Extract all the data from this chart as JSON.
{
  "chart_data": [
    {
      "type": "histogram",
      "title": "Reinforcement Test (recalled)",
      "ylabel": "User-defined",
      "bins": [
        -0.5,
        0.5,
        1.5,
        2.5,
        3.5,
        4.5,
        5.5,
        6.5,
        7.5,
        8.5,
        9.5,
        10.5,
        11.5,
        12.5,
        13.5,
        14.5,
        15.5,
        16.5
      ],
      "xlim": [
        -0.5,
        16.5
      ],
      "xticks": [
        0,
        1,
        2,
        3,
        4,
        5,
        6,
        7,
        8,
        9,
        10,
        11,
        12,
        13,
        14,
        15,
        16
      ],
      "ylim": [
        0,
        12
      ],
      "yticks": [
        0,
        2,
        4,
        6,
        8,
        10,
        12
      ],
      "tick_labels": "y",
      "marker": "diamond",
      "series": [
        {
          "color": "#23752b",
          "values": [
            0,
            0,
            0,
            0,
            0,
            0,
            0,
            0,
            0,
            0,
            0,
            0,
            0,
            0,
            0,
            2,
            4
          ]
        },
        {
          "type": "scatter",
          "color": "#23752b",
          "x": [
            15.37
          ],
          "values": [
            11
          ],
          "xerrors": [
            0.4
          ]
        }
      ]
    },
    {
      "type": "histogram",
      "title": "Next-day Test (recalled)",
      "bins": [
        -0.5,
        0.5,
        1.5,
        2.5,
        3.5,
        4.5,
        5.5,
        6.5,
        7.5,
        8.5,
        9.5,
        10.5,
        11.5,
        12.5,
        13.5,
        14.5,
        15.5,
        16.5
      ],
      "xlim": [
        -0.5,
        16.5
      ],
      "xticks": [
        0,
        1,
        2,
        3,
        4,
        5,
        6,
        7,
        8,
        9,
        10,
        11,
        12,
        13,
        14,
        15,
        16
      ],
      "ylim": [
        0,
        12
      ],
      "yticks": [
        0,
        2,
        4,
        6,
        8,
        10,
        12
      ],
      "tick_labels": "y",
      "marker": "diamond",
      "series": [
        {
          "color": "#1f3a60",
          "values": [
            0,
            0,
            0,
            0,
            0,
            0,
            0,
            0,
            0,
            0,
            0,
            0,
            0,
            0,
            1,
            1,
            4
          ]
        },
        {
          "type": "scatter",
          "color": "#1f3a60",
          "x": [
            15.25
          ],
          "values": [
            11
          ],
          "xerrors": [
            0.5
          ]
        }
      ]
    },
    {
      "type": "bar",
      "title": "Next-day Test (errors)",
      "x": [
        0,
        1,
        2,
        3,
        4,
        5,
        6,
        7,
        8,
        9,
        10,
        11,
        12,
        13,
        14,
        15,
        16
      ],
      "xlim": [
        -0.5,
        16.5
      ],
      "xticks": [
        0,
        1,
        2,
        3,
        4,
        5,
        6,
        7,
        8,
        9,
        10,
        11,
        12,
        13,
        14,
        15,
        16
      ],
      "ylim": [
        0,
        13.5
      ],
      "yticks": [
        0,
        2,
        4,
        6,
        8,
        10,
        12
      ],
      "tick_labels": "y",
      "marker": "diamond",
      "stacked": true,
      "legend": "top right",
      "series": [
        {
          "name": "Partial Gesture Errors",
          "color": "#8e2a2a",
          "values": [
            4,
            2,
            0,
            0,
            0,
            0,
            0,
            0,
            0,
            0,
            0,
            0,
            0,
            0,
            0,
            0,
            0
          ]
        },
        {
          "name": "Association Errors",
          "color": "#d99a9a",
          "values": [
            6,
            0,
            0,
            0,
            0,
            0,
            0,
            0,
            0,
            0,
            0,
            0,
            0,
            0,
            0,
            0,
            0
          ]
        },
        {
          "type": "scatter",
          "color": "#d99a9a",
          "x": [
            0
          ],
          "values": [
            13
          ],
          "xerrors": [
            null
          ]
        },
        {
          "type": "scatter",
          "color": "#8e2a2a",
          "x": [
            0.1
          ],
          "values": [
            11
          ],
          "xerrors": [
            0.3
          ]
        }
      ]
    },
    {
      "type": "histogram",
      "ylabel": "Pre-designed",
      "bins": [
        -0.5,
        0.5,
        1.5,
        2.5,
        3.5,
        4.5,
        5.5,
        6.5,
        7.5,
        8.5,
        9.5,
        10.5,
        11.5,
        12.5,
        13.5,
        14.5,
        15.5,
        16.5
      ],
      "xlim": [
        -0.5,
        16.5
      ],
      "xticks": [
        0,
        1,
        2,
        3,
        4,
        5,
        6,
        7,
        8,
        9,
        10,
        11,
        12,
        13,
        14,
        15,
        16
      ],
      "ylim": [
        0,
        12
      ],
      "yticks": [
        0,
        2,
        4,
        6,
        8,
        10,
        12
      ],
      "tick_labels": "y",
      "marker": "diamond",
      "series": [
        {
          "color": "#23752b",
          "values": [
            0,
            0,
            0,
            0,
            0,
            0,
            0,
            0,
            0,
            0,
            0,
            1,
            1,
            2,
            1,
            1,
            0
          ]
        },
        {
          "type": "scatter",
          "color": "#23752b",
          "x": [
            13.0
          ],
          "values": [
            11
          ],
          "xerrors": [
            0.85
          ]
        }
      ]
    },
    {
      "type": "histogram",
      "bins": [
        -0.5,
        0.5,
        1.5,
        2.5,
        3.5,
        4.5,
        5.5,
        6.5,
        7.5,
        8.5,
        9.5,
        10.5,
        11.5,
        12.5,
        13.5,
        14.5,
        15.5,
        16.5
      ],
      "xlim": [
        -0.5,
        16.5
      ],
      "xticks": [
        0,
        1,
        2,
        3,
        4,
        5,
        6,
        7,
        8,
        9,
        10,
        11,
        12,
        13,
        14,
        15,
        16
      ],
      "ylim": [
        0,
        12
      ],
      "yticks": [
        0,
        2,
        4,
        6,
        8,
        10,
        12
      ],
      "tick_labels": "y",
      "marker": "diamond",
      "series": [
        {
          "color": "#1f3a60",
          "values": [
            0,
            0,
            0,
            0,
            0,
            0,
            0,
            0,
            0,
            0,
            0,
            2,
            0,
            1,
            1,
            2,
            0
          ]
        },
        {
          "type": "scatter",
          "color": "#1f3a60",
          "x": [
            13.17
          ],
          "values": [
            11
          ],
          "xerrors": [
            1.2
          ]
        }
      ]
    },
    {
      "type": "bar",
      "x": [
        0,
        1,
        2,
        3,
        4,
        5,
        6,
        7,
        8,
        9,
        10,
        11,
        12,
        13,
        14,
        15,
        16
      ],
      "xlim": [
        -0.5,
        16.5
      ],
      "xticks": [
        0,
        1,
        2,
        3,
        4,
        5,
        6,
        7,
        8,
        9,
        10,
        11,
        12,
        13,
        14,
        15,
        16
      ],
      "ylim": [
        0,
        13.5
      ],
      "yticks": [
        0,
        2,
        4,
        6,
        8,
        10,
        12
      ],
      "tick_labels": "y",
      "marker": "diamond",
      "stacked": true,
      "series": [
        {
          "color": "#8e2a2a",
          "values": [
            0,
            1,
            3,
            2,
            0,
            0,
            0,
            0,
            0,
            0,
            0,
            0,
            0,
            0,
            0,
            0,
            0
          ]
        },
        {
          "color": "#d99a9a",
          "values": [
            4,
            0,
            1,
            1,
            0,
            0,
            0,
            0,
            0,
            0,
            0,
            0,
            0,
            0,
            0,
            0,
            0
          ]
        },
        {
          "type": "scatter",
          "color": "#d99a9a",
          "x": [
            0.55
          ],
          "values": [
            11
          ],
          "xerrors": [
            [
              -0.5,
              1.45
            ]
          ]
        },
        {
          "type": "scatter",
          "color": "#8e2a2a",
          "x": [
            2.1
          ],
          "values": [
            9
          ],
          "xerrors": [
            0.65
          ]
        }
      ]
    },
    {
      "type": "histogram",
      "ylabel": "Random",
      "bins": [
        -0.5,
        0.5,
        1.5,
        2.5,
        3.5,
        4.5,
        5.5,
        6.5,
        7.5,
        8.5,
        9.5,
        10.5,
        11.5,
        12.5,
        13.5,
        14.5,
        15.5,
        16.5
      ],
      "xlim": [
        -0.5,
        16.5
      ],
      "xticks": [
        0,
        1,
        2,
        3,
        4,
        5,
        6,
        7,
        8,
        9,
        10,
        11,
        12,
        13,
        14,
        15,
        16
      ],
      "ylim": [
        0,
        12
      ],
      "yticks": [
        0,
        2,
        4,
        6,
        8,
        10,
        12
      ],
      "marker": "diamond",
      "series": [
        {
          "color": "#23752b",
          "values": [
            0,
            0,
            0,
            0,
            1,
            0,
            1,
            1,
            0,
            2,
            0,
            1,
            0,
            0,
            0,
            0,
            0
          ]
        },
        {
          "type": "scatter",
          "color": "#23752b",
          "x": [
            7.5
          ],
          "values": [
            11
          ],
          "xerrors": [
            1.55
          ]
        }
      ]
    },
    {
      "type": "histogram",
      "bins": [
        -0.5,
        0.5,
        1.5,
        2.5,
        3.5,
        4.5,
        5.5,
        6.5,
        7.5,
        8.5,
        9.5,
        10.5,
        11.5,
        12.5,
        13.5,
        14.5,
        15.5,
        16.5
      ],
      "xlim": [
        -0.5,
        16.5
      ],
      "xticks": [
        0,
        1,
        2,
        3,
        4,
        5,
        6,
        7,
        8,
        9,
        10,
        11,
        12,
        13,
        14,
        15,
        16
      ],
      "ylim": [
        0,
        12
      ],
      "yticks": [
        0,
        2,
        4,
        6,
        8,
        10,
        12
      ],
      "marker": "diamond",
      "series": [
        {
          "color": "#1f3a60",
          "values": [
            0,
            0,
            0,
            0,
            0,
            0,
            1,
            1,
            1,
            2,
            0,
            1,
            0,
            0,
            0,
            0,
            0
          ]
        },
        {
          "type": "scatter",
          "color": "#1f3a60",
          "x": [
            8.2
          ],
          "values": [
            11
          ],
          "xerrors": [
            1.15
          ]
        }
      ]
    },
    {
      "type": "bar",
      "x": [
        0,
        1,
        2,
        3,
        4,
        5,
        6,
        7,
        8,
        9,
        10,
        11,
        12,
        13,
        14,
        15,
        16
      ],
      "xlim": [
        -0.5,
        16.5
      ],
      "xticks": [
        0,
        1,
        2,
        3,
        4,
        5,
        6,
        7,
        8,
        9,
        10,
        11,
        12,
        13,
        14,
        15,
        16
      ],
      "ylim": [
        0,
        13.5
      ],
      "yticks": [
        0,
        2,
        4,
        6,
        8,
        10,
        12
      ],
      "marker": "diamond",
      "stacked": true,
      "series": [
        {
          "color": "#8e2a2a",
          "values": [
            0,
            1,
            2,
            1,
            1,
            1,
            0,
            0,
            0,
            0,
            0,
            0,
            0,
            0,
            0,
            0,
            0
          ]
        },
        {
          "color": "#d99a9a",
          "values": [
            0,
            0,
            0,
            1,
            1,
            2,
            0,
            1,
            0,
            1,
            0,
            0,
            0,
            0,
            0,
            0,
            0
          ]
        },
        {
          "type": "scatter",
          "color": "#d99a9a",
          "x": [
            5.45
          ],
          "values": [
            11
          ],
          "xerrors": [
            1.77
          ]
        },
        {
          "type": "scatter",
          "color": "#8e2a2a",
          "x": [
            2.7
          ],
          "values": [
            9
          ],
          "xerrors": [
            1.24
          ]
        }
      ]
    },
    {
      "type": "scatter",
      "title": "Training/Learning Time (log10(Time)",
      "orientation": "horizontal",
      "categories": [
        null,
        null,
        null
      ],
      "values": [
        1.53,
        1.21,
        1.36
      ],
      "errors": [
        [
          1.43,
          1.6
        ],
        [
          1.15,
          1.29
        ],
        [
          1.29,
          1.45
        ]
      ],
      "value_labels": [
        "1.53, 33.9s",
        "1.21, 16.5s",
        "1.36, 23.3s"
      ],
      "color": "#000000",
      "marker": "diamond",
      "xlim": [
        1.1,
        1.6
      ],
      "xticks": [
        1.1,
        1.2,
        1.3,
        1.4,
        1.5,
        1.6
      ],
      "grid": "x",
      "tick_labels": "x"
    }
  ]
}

WHAT YOU HAVE TO DO -> Scan the listing above for the word "recalled" and show each line where it is found.

SOLUTION TO THIS PROBLEM ->
      "title": "Reinforcement Test (recalled)",
      "title": "Next-day Test (recalled)",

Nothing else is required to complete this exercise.